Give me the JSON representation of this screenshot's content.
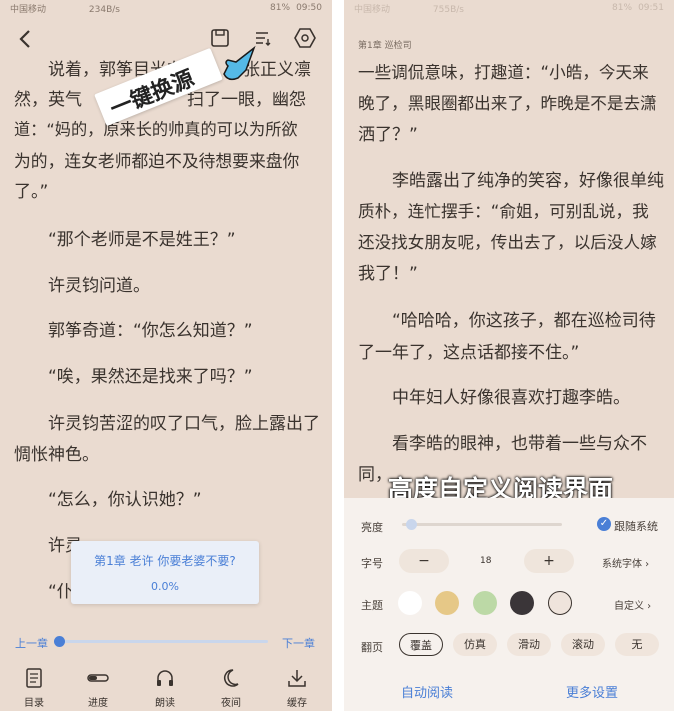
{
  "left": {
    "status_bar": {
      "carrier": "中国移动",
      "speed": "234B/s",
      "battery": "81%",
      "time": "09:50"
    },
    "top_icons": [
      "back-arrow-icon",
      "save-icon",
      "source-switch-icon",
      "settings-hexagon-icon"
    ],
    "paragraphs": [
      "说着，郭筝目光在",
      "张正义凛",
      "然，英气",
      "扫了一眼，幽怨",
      "道：“妈的，原来长的帅真的可以为所欲",
      "为的，连女老师都迫不及待想要来盘你",
      "了。”",
      "“那个老师是不是姓王？”",
      "许灵钧问道。",
      "郭筝奇道：“你怎么知道？”",
      "“唉，果然还是找来了吗？”",
      "许灵钧苦涩的叹了口气，脸上露出了",
      "惆怅神色。",
      "“怎么，你认识她？”",
      "许灵",
      "“仆"
    ],
    "overlay_label": "一键换源",
    "popup": {
      "chapter": "第1章 老许 你要老婆不要?",
      "progress": "0.0%"
    },
    "prev_chapter": "上一章",
    "next_chapter": "下一章",
    "slider_value": 0,
    "toolbar": [
      {
        "icon": "catalog-icon",
        "label": "目录"
      },
      {
        "icon": "progress-icon",
        "label": "进度"
      },
      {
        "icon": "headphones-icon",
        "label": "朗读"
      },
      {
        "icon": "moon-icon",
        "label": "夜间"
      },
      {
        "icon": "download-icon",
        "label": "缓存"
      }
    ]
  },
  "right": {
    "status_bar": {
      "carrier": "中国移动",
      "speed": "755B/s",
      "battery": "81%",
      "time": "09:51"
    },
    "chapter_header": "第1章 巡检司",
    "paragraphs": [
      "一些调侃意味，打趣道：“小皓，今天来",
      "晚了，黑眼圈都出来了，昨晚是不是去潇",
      "洒了？”",
      "李皓露出了纯净的笑容，好像很单纯",
      "质朴，连忙摆手：“俞姐，可别乱说，我",
      "还没找女朋友呢，传出去了，以后没人嫁",
      "我了！”",
      "“哈哈哈，你这孩子，都在巡检司待",
      "了一年了，这点话都接不住。”",
      "中年妇人好像很喜欢打趣李皓。",
      "看李皓的眼神，也带着一些与众不",
      "同，"
    ],
    "overlay_label": "高度自定义阅读界面",
    "settings": {
      "brightness_label": "亮度",
      "follow_system_label": "跟随系统",
      "follow_system_checked": true,
      "brightness_value": 0.06,
      "font_size_label": "字号",
      "decrease": "−",
      "font_size_value": "18",
      "increase": "+",
      "system_font": "系统字体 ›",
      "theme_label": "主题",
      "themes": [
        "#ffffff",
        "#e6c887",
        "#bcd9a6",
        "#3a3538",
        "#efe4dc"
      ],
      "custom": "自定义 ›",
      "page_turn_label": "翻页",
      "page_modes": [
        "覆盖",
        "仿真",
        "滑动",
        "滚动",
        "无"
      ],
      "selected_mode": "覆盖",
      "auto_read": "自动阅读",
      "more_settings": "更多设置"
    }
  }
}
+++++
> **Short exercise**: Quote every line word for word and keep the images out of the copy.

> **Completed task**:
Give me the JSON representation of this screenshot's content.
{
  "left": {
    "status_bar": {
      "carrier": "中国移动",
      "speed": "234B/s",
      "battery": "81%",
      "time": "09:50"
    },
    "top_icons": [
      "back-arrow-icon",
      "save-icon",
      "source-switch-icon",
      "settings-hexagon-icon"
    ],
    "paragraphs": [
      "说着，郭筝目光在",
      "张正义凛",
      "然，英气",
      "扫了一眼，幽怨",
      "道：“妈的，原来长的帅真的可以为所欲",
      "为的，连女老师都迫不及待想要来盘你",
      "了。”",
      "“那个老师是不是姓王？”",
      "许灵钧问道。",
      "郭筝奇道：“你怎么知道？”",
      "“唉，果然还是找来了吗？”",
      "许灵钧苦涩的叹了口气，脸上露出了",
      "惆怅神色。",
      "“怎么，你认识她？”",
      "许灵",
      "“仆"
    ],
    "overlay_label": "一键换源",
    "popup": {
      "chapter": "第1章 老许 你要老婆不要?",
      "progress": "0.0%"
    },
    "prev_chapter": "上一章",
    "next_chapter": "下一章",
    "slider_value": 0,
    "toolbar": [
      {
        "icon": "catalog-icon",
        "label": "目录"
      },
      {
        "icon": "progress-icon",
        "label": "进度"
      },
      {
        "icon": "headphones-icon",
        "label": "朗读"
      },
      {
        "icon": "moon-icon",
        "label": "夜间"
      },
      {
        "icon": "download-icon",
        "label": "缓存"
      }
    ]
  },
  "right": {
    "status_bar": {
      "carrier": "中国移动",
      "speed": "755B/s",
      "battery": "81%",
      "time": "09:51"
    },
    "chapter_header": "第1章 巡检司",
    "paragraphs": [
      "一些调侃意味，打趣道：“小皓，今天来",
      "晚了，黑眼圈都出来了，昨晚是不是去潇",
      "洒了？”",
      "李皓露出了纯净的笑容，好像很单纯",
      "质朴，连忙摆手：“俞姐，可别乱说，我",
      "还没找女朋友呢，传出去了，以后没人嫁",
      "我了！”",
      "“哈哈哈，你这孩子，都在巡检司待",
      "了一年了，这点话都接不住。”",
      "中年妇人好像很喜欢打趣李皓。",
      "看李皓的眼神，也带着一些与众不",
      "同，"
    ],
    "overlay_label": "高度自定义阅读界面",
    "settings": {
      "brightness_label": "亮度",
      "follow_system_label": "跟随系统",
      "follow_system_checked": true,
      "brightness_value": 0.06,
      "font_size_label": "字号",
      "decrease": "−",
      "font_size_value": "18",
      "increase": "+",
      "system_font": "系统字体 ›",
      "theme_label": "主题",
      "themes": [
        "#ffffff",
        "#e6c887",
        "#bcd9a6",
        "#3a3538",
        "#efe4dc"
      ],
      "custom": "自定义 ›",
      "page_turn_label": "翻页",
      "page_modes": [
        "覆盖",
        "仿真",
        "滑动",
        "滚动",
        "无"
      ],
      "selected_mode": "覆盖",
      "auto_read": "自动阅读",
      "more_settings": "更多设置"
    }
  }
}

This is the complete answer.